» TASK TO COMPLETE: Locate every line that holds the string "Zonal" and copy it.

» DATASET RECORDS:
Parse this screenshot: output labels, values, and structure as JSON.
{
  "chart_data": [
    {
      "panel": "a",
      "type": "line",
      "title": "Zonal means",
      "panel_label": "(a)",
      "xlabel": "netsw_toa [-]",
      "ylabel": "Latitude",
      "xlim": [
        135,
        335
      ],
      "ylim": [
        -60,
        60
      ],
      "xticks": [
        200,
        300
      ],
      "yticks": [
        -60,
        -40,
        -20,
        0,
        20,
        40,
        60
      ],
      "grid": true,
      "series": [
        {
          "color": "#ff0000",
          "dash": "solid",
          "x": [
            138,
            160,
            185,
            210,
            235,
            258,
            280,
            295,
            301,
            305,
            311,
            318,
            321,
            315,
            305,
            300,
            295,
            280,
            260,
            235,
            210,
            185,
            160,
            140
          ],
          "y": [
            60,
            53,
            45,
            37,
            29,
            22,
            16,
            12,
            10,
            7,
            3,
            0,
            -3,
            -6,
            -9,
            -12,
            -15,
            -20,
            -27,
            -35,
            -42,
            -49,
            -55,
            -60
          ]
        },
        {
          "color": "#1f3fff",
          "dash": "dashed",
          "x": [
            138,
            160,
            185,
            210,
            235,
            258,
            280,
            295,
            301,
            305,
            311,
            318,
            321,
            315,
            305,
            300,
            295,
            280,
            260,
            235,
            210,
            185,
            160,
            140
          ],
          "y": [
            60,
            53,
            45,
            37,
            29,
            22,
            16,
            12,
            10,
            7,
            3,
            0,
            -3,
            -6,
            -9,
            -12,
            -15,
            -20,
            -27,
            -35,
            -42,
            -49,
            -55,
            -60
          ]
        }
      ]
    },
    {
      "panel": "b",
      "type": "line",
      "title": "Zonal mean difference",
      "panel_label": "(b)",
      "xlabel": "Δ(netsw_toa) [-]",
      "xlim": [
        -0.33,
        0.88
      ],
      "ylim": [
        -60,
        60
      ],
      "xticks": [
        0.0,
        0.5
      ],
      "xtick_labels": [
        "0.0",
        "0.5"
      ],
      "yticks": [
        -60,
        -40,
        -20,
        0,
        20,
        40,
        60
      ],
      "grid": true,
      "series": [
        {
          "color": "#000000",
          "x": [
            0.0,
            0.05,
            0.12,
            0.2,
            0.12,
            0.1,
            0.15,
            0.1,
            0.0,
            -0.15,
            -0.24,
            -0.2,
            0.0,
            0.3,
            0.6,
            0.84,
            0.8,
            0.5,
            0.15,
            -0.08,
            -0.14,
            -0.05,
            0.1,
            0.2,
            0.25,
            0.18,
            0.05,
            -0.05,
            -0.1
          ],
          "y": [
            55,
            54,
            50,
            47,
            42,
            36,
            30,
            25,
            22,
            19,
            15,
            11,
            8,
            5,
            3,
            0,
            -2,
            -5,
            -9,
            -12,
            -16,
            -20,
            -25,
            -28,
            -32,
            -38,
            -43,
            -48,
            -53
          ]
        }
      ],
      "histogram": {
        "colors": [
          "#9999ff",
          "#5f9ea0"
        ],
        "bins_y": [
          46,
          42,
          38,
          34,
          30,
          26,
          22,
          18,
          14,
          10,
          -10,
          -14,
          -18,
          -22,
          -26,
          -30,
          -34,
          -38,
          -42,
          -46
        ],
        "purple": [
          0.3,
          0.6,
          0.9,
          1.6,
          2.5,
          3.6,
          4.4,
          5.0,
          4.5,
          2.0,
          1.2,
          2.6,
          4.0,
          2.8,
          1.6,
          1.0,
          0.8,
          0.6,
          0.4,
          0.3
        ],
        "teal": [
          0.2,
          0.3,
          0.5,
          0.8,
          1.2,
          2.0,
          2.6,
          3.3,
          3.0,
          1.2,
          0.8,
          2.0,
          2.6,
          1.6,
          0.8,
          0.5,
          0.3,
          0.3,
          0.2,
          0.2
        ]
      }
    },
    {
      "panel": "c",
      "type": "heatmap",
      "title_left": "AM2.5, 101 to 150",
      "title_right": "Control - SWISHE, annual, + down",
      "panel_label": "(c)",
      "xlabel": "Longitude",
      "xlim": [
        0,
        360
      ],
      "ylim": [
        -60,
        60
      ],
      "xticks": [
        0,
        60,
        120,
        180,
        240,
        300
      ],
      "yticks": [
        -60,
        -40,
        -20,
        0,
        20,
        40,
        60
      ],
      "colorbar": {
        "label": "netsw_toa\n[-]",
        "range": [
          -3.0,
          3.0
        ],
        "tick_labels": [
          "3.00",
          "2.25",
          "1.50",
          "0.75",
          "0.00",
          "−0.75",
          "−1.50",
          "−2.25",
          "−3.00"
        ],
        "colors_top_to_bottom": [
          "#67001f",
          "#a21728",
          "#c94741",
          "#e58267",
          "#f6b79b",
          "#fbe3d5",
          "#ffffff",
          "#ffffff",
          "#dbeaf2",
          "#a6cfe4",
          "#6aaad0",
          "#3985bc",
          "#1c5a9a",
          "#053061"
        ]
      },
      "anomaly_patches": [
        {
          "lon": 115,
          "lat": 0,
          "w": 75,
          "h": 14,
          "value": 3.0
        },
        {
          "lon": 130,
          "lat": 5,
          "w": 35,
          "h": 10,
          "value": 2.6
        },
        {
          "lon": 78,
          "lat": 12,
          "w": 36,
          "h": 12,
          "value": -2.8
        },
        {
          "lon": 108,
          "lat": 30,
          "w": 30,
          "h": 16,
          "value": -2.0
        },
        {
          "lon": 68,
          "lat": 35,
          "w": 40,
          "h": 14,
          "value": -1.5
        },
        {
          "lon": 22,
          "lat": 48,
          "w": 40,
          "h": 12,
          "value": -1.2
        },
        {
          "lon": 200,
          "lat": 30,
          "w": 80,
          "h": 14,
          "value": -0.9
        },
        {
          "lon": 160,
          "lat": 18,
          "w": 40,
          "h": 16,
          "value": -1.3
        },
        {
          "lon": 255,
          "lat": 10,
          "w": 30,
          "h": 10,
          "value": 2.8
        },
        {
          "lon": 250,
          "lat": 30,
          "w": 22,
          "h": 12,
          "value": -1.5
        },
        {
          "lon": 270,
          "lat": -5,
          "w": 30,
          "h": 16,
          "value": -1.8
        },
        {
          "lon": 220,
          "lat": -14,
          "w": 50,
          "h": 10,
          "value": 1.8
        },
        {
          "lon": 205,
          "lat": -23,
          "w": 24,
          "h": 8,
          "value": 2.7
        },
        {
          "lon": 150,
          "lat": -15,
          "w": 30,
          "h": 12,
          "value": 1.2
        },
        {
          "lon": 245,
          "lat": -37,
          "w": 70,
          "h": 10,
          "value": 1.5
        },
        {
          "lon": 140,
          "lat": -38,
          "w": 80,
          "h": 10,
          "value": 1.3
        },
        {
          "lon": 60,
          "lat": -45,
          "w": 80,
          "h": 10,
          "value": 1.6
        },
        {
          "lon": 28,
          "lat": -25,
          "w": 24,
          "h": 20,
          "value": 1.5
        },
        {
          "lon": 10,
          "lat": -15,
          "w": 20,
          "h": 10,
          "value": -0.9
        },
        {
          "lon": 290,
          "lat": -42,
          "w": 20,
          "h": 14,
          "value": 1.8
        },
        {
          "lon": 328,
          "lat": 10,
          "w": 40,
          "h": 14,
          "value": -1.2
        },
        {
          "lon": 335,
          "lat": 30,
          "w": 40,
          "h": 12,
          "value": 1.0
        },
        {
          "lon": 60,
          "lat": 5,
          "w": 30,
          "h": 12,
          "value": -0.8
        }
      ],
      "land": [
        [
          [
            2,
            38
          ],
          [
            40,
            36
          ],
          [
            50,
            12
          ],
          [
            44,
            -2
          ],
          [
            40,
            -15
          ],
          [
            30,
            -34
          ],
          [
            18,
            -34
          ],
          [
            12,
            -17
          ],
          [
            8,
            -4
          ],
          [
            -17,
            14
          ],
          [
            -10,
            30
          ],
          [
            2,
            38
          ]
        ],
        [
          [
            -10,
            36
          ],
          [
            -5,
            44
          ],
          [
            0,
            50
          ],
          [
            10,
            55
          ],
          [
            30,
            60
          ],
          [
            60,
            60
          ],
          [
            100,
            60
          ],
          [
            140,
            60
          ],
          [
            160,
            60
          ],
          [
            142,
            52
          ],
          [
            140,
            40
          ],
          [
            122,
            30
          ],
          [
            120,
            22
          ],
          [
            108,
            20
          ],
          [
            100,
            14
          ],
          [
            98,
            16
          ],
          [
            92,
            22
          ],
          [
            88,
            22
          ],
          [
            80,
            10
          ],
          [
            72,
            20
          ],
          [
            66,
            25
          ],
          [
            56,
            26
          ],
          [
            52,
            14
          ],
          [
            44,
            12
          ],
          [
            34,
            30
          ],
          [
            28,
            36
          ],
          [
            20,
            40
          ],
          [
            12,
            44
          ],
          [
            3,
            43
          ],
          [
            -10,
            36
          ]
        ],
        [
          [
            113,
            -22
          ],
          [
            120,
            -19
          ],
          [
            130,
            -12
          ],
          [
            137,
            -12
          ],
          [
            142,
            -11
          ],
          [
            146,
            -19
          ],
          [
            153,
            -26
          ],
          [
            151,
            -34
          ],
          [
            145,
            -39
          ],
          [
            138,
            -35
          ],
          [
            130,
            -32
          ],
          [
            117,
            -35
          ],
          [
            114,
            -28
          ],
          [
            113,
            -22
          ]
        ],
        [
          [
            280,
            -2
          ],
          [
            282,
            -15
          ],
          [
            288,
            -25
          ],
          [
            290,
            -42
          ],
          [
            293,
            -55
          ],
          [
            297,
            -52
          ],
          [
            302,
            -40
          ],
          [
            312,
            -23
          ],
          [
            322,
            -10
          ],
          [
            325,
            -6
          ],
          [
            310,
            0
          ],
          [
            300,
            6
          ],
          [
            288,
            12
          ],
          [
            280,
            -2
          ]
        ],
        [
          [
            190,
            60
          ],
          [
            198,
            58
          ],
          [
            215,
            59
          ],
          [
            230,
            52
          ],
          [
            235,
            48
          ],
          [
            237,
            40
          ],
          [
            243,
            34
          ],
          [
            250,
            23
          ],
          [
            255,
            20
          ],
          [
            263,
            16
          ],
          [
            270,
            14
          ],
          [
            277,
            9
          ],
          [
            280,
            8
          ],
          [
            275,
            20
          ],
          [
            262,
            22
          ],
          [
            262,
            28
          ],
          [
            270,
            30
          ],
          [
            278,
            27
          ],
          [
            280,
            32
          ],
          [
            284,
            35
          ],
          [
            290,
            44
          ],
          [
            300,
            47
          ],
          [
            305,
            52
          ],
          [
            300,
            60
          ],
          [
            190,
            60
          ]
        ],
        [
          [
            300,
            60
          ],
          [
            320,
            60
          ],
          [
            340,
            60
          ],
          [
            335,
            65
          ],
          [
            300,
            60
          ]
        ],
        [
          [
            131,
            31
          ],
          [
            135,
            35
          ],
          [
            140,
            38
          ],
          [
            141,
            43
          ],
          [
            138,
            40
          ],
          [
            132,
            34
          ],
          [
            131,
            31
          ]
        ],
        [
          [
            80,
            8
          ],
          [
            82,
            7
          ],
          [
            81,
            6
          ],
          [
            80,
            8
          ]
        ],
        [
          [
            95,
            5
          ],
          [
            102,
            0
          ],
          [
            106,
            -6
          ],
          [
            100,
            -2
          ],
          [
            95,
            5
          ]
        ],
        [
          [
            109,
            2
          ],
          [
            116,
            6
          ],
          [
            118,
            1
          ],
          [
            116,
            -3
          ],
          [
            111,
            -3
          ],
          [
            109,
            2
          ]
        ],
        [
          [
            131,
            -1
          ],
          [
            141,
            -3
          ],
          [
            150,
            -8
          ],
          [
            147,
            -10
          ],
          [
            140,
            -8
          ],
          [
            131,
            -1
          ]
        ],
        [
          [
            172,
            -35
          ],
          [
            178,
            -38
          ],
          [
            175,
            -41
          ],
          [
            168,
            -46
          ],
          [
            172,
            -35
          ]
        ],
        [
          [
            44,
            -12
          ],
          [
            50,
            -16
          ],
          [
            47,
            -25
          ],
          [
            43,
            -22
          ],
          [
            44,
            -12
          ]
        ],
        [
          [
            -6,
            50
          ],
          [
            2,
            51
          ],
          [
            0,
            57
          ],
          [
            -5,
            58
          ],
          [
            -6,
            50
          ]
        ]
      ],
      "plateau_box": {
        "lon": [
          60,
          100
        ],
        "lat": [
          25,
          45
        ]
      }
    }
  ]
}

» THE RESPONSE:
      "title": "Zonal means",
      "title": "Zonal mean difference",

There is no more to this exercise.